Given request A: In the passage on disability disclosure, what does it say professors benefit from understanding in order to reduce anxiety?

Provided text:
━━━━

Many learners with disabilities have an increased risk of anxiety (Dionne & Polvinen, 2021; Jaggard 2019; Thaler, Kazemi, & Wood, 2010) and may avoid disclosure-interactions with professors in their higher education environments due to possible stigmas and labels. One significant issue is that professors are not fully aware of each unique learners’ capabilities and prior knowledge, nor the resources that a learner used in the past or currently uses for support. Assumptions are often made since students are in higher education classrooms with rigorous curricula approaches. As a result, intentional and positive encounters become critical reasons for why a student may choose to use accommodations and/or modifications to provide better learning opportunities.
Another step on the path used to gain insight into this issue is student disclosure—which involves explaining sensitive information—so that learners and professors both have transparency, fairness, and respect for class expectations. Professors benefit, most notably, from understanding their students’ diverse backgrounds to reduce anxiety. For these reasons, this article shows educators and professors how to build engaging spaces for awareness and self-disclosure through the self-advocacy of learners with disabilities. Additionally, the type of language to use, the importance of building classroom communities, and acknowledgement of professors’ responses are also discussed.
What type of language to use?

━━━━

Exercise inputs:
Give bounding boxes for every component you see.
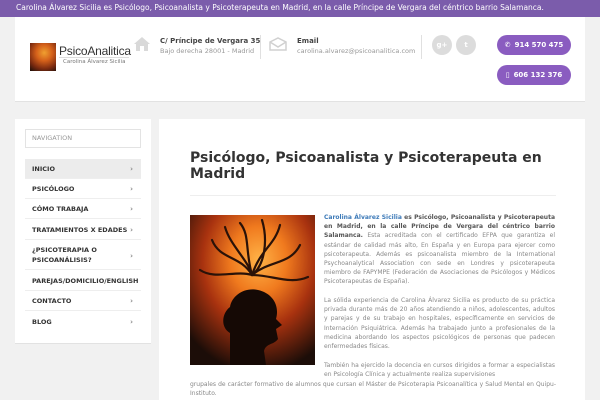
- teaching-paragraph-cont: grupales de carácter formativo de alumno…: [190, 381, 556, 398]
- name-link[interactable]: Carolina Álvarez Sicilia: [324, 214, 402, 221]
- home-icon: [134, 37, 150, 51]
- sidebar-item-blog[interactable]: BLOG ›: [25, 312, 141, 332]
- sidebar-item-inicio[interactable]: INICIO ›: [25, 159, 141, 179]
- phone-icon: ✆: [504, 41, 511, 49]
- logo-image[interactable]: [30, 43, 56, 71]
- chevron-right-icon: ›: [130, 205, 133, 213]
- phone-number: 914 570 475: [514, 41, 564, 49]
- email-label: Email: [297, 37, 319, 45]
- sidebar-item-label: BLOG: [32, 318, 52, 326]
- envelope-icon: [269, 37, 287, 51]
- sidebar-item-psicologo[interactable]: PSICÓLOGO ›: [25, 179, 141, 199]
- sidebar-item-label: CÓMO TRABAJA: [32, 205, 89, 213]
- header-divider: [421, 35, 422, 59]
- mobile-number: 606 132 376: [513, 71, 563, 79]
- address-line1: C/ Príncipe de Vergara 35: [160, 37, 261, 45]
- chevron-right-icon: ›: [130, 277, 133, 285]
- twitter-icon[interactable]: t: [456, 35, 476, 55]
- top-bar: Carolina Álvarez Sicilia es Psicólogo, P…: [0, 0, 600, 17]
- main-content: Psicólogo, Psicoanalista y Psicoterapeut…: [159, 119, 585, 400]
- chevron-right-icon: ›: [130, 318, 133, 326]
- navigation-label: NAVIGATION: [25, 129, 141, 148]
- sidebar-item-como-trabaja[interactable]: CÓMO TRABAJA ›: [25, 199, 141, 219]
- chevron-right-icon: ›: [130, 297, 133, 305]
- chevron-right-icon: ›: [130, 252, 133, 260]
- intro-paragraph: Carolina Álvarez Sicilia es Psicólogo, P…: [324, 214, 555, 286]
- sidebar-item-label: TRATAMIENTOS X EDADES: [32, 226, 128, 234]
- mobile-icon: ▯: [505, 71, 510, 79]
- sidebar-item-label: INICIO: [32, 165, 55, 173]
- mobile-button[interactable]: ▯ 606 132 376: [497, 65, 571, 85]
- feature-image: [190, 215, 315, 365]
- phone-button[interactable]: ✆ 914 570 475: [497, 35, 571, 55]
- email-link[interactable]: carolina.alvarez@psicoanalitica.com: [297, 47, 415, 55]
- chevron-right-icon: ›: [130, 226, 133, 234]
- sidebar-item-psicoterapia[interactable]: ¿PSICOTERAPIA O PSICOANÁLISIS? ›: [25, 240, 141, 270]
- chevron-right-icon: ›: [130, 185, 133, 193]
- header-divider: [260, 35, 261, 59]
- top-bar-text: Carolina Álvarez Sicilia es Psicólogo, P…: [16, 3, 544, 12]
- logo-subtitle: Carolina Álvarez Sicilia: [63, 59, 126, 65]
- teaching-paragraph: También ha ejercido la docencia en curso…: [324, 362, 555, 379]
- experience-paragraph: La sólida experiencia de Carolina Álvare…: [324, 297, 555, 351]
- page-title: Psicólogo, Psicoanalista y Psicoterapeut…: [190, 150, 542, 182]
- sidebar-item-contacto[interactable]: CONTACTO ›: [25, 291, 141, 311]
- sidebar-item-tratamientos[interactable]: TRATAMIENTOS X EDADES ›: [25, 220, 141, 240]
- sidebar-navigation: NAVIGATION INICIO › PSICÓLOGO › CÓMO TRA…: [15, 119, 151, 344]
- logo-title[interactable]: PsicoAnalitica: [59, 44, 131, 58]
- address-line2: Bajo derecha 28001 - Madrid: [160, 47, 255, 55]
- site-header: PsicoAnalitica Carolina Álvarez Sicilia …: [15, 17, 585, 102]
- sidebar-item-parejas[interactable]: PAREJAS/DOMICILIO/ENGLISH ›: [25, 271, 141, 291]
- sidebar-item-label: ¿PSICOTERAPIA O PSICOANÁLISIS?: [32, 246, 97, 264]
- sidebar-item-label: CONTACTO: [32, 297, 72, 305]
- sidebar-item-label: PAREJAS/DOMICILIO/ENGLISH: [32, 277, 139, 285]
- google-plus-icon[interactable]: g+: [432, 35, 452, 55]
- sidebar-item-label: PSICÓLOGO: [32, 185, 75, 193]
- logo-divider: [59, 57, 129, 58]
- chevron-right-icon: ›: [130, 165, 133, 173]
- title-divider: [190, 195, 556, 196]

━━━━

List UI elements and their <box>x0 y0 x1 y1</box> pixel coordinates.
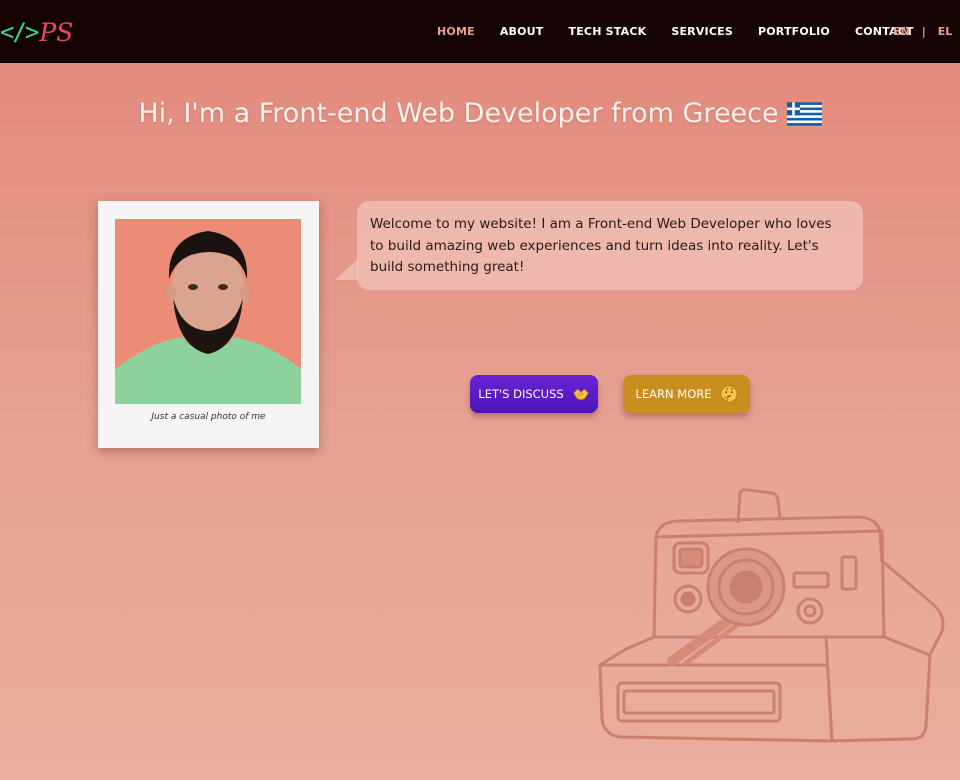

━━━━

Given request B: Copy the rows between the lines holding "Give bounding boxes" and "- sidebar-item-label: INICIO: [32, 165, 55, 173]", inclusive, without the picture.

Complete response A: Their students' diverse backgrounds.

Complete response B:
Give bounding boxes for every component you see.
- teaching-paragraph-cont: grupales de carácter formativo de alumno…: [190, 381, 556, 398]
- name-link[interactable]: Carolina Álvarez Sicilia: [324, 214, 402, 221]
- home-icon: [134, 37, 150, 51]
- sidebar-item-blog[interactable]: BLOG ›: [25, 312, 141, 332]
- sidebar-item-inicio[interactable]: INICIO ›: [25, 159, 141, 179]
- phone-icon: ✆: [504, 41, 511, 49]
- logo-image[interactable]: [30, 43, 56, 71]
- chevron-right-icon: ›: [130, 205, 133, 213]
- phone-number: 914 570 475: [514, 41, 564, 49]
- email-label: Email: [297, 37, 319, 45]
- sidebar-item-label: BLOG: [32, 318, 52, 326]
- envelope-icon: [269, 37, 287, 51]
- sidebar-item-psicologo[interactable]: PSICÓLOGO ›: [25, 179, 141, 199]
- sidebar-item-label: CÓMO TRABAJA: [32, 205, 89, 213]
- header-divider: [421, 35, 422, 59]
- mobile-number: 606 132 376: [513, 71, 563, 79]
- address-line1: C/ Príncipe de Vergara 35: [160, 37, 261, 45]
- chevron-right-icon: ›: [130, 277, 133, 285]
- twitter-icon[interactable]: t: [456, 35, 476, 55]
- top-bar: Carolina Álvarez Sicilia es Psicólogo, P…: [0, 0, 600, 17]
- main-content: Psicólogo, Psicoanalista y Psicoterapeut…: [159, 119, 585, 400]
- chevron-right-icon: ›: [130, 318, 133, 326]
- navigation-label: NAVIGATION: [25, 129, 141, 148]
- sidebar-item-como-trabaja[interactable]: CÓMO TRABAJA ›: [25, 199, 141, 219]
- chevron-right-icon: ›: [130, 297, 133, 305]
- chevron-right-icon: ›: [130, 252, 133, 260]
- intro-paragraph: Carolina Álvarez Sicilia es Psicólogo, P…: [324, 214, 555, 286]
- sidebar-item-label: TRATAMIENTOS X EDADES: [32, 226, 128, 234]
- mobile-icon: ▯: [505, 71, 510, 79]
- sidebar-item-label: INICIO: [32, 165, 55, 173]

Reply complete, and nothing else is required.